:: THE TASK ::
Produce a word-for-word copy of the listing below without its pictures.

:: ENTRIES ::

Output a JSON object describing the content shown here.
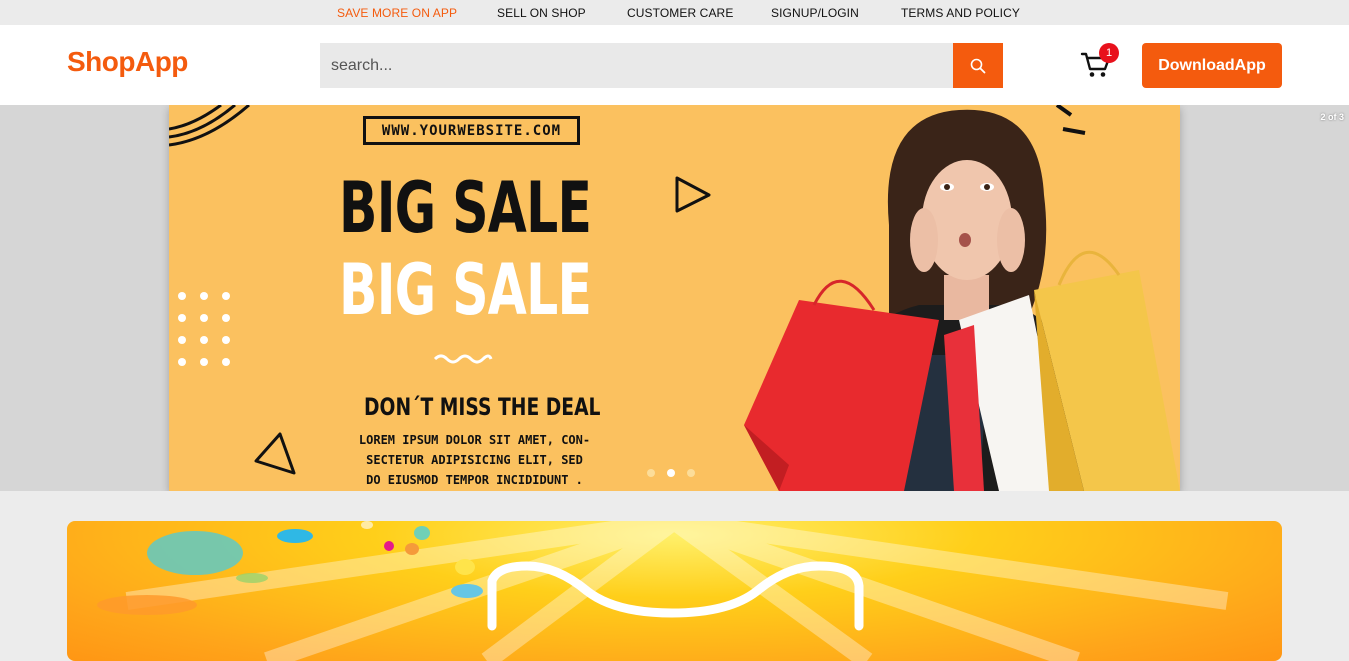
{
  "topbar": {
    "links": [
      {
        "label": "SAVE MORE ON APP"
      },
      {
        "label": "SELL ON SHOP"
      },
      {
        "label": "CUSTOMER CARE"
      },
      {
        "label": "SIGNUP/LOGIN"
      },
      {
        "label": "TERMS AND POLICY"
      }
    ]
  },
  "header": {
    "logo": "ShopApp",
    "search_placeholder": "search...",
    "cart_count": "1",
    "download_label": "DownloadApp"
  },
  "hero": {
    "slide_counter": "2 of 3",
    "website": "WWW.YOURWEBSITE.COM",
    "headline_1": "BIG SALE",
    "headline_2": "BIG SALE",
    "deal_text": "DON´T MISS THE DEAL",
    "body_text": "LOREM IPSUM DOLOR SIT AMET, CON-SECTETUR ADIPISICING ELIT, SED DO EIUSMOD TEMPOR INCIDIDUNT .",
    "slides_total": 3,
    "active_slide": 2
  },
  "colors": {
    "accent": "#f45b0e",
    "badge": "#e8111c",
    "hero_bg": "#fbc15f"
  }
}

:: ANSWER BELOW ::
Output a JSON object describing the content shown here.
{
  "topbar": {
    "links": [
      {
        "label": "SAVE MORE ON APP"
      },
      {
        "label": "SELL ON SHOP"
      },
      {
        "label": "CUSTOMER CARE"
      },
      {
        "label": "SIGNUP/LOGIN"
      },
      {
        "label": "TERMS AND POLICY"
      }
    ]
  },
  "header": {
    "logo": "ShopApp",
    "search_placeholder": "search...",
    "cart_count": "1",
    "download_label": "DownloadApp"
  },
  "hero": {
    "slide_counter": "2 of 3",
    "website": "WWW.YOURWEBSITE.COM",
    "headline_1": "BIG SALE",
    "headline_2": "BIG SALE",
    "deal_text": "DON´T MISS THE DEAL",
    "body_text": "LOREM IPSUM DOLOR SIT AMET, CON-SECTETUR ADIPISICING ELIT, SED DO EIUSMOD TEMPOR INCIDIDUNT .",
    "slides_total": 3,
    "active_slide": 2
  },
  "colors": {
    "accent": "#f45b0e",
    "badge": "#e8111c",
    "hero_bg": "#fbc15f"
  }
}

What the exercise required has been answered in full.